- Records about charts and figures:
----------

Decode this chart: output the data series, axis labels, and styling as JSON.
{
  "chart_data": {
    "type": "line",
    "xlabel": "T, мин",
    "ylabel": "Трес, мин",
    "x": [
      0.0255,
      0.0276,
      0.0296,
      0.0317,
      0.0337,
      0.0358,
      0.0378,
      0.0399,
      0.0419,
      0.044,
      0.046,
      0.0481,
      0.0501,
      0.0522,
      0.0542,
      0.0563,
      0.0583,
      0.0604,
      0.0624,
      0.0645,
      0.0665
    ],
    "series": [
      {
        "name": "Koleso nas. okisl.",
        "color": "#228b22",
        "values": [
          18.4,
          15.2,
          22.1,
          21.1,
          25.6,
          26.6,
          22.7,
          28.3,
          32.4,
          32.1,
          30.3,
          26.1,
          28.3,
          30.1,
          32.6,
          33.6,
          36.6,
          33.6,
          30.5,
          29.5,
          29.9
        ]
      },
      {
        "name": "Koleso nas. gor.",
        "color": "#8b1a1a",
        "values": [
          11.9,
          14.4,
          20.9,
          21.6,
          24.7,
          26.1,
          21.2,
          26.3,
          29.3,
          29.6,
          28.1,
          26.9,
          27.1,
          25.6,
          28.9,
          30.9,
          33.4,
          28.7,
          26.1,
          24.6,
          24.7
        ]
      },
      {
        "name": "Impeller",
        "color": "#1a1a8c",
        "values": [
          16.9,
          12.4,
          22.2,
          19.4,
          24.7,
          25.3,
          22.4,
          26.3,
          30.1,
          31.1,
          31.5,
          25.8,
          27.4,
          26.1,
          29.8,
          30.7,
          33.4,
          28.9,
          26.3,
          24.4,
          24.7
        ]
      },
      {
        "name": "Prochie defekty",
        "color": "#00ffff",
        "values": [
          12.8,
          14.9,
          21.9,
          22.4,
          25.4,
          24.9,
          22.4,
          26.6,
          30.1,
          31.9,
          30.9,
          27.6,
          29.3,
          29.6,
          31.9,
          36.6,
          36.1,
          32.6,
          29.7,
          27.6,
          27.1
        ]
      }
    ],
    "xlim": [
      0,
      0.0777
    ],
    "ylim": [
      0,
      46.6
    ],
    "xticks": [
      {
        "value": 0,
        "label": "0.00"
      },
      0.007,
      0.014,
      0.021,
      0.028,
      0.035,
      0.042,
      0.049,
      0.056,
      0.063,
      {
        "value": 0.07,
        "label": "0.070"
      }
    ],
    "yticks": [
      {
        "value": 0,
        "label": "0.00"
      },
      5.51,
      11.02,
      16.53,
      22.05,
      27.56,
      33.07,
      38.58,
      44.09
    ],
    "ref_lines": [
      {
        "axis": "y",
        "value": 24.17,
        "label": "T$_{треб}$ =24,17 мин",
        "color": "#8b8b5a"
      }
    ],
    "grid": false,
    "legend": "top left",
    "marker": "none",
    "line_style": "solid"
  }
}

----------

- TASK DIRECTIONS:
Repeat the material above exactly.

- ANSWER TO THE EXERCISE:
Decode this chart: output the data series, axis labels, and styling as JSON.
{
  "chart_data": {
    "type": "line",
    "xlabel": "T, мин",
    "ylabel": "Трес, мин",
    "x": [
      0.0255,
      0.0276,
      0.0296,
      0.0317,
      0.0337,
      0.0358,
      0.0378,
      0.0399,
      0.0419,
      0.044,
      0.046,
      0.0481,
      0.0501,
      0.0522,
      0.0542,
      0.0563,
      0.0583,
      0.0604,
      0.0624,
      0.0645,
      0.0665
    ],
    "series": [
      {
        "name": "Koleso nas. okisl.",
        "color": "#228b22",
        "values": [
          18.4,
          15.2,
          22.1,
          21.1,
          25.6,
          26.6,
          22.7,
          28.3,
          32.4,
          32.1,
          30.3,
          26.1,
          28.3,
          30.1,
          32.6,
          33.6,
          36.6,
          33.6,
          30.5,
          29.5,
          29.9
        ]
      },
      {
        "name": "Koleso nas. gor.",
        "color": "#8b1a1a",
        "values": [
          11.9,
          14.4,
          20.9,
          21.6,
          24.7,
          26.1,
          21.2,
          26.3,
          29.3,
          29.6,
          28.1,
          26.9,
          27.1,
          25.6,
          28.9,
          30.9,
          33.4,
          28.7,
          26.1,
          24.6,
          24.7
        ]
      },
      {
        "name": "Impeller",
        "color": "#1a1a8c",
        "values": [
          16.9,
          12.4,
          22.2,
          19.4,
          24.7,
          25.3,
          22.4,
          26.3,
          30.1,
          31.1,
          31.5,
          25.8,
          27.4,
          26.1,
          29.8,
          30.7,
          33.4,
          28.9,
          26.3,
          24.4,
          24.7
        ]
      },
      {
        "name": "Prochie defekty",
        "color": "#00ffff",
        "values": [
          12.8,
          14.9,
          21.9,
          22.4,
          25.4,
          24.9,
          22.4,
          26.6,
          30.1,
          31.9,
          30.9,
          27.6,
          29.3,
          29.6,
          31.9,
          36.6,
          36.1,
          32.6,
          29.7,
          27.6,
          27.1
        ]
      }
    ],
    "xlim": [
      0,
      0.0777
    ],
    "ylim": [
      0,
      46.6
    ],
    "xticks": [
      {
        "value": 0,
        "label": "0.00"
      },
      0.007,
      0.014,
      0.021,
      0.028,
      0.035,
      0.042,
      0.049,
      0.056,
      0.063,
      {
        "value": 0.07,
        "label": "0.070"
      }
    ],
    "yticks": [
      {
        "value": 0,
        "label": "0.00"
      },
      5.51,
      11.02,
      16.53,
      22.05,
      27.56,
      33.07,
      38.58,
      44.09
    ],
    "ref_lines": [
      {
        "axis": "y",
        "value": 24.17,
        "label": "T$_{треб}$ =24,17 мин",
        "color": "#8b8b5a"
      }
    ],
    "grid": false,
    "legend": "top left",
    "marker": "none",
    "line_style": "solid"
  }
}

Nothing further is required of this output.